BAGIAN TEKS:
Keikutsertaan aparat pemerintah melakukan eksekusi bukan dilarang sama sekali. Teddy mencontohkan jurusita pajak yang dikenal dalam UU No. 19 Tahun 2000 tentang Perubahah Atas UU No. 19 Tahun 1997 tentang Penagihan Pajak dengan Surat Paksa. UU ini memungkinkan pemerintah melaksanakan titel eksekutorial. Pasal 7 ayat (1) menyebutkan Surat Paksa yang disertai irah-irah Demi Keadilan Berdasarkan Ketuhanan Yang Maha Esa mempunyai kekuatan eksekutorial dan kedudukan hukum yang sama dengan putusan pengadilan yang telah memperoleh kekuatan hukum tetap. Pasal 10 ayat (1) UU yang sama melanjutkan “mengingat surat paksa mempunyai kekuatan eksekutorial, maka pemberitahuan kepada penunggak pajak oleh Jurusita Pajak dilaksanakan dengan cara membacakan isi Surat Paksa, dan kedua belah pihak menandatangani Berita Acara sebagai pernyataan bahwa Surat Paksa telah diberitahukan.

Berdasarkan Peraturan Menteri Keuangan No. 24/PMK.03/2003, Menteri Keuangan memberikan mandate atau menunjuk Kepala Kantor Pelayanan Pajak sebagai pejabat penagihan pajak-pajak pusat, sehingga ia berwenang mengangkat, melantik dan mengambil sumpah Jurusita Pajak Negara.

DATA TERSEDIA:
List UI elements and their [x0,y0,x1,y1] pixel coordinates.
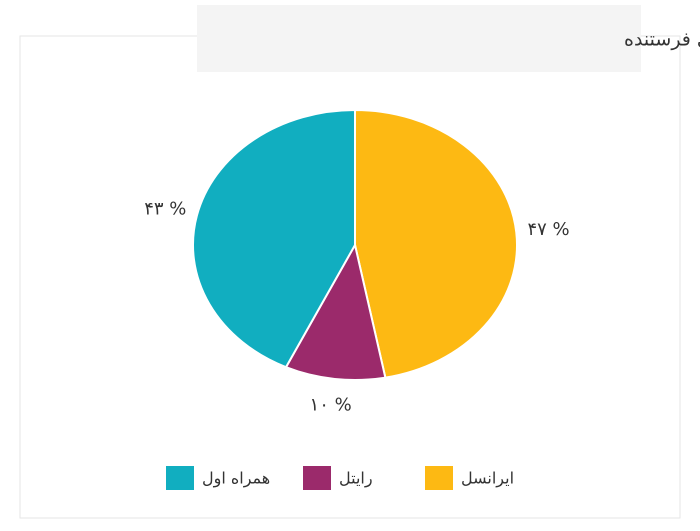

SOAL LATIHAN:
Salin dengan tepat bagian teks tentang jurusita pajak, dari "Keikutsertaan aparat pemerintah" sampai "Paksa telah diberitahukan.".

JAWABAN LATIHAN:
Keikutsertaan aparat pemerintah melakukan eksekusi bukan dilarang sama sekali. Teddy mencontohkan jurusita pajak yang dikenal dalam UU No. 19 Tahun 2000 tentang Perubahah Atas UU No. 19 Tahun 1997 tentang Penagihan Pajak dengan Surat Paksa. UU ini memungkinkan pemerintah melaksanakan titel eksekutorial. Pasal 7 ayat (1) menyebutkan Surat Paksa yang disertai irah-irah Demi Keadilan Berdasarkan Ketuhanan Yang Maha Esa mempunyai kekuatan eksekutorial dan kedudukan hukum yang sama dengan putusan pengadilan yang telah memperoleh kekuatan hukum tetap. Pasal 10 ayat (1) UU yang sama melanjutkan “mengingat surat paksa mempunyai kekuatan eksekutorial, maka pemberitahuan kepada penunggak pajak oleh Jurusita Pajak dilaksanakan dengan cara membacakan isi Surat Paksa, dan kedua belah pihak menandatangani Berita Acara sebagai pernyataan bahwa Surat Paksa telah diberitahukan.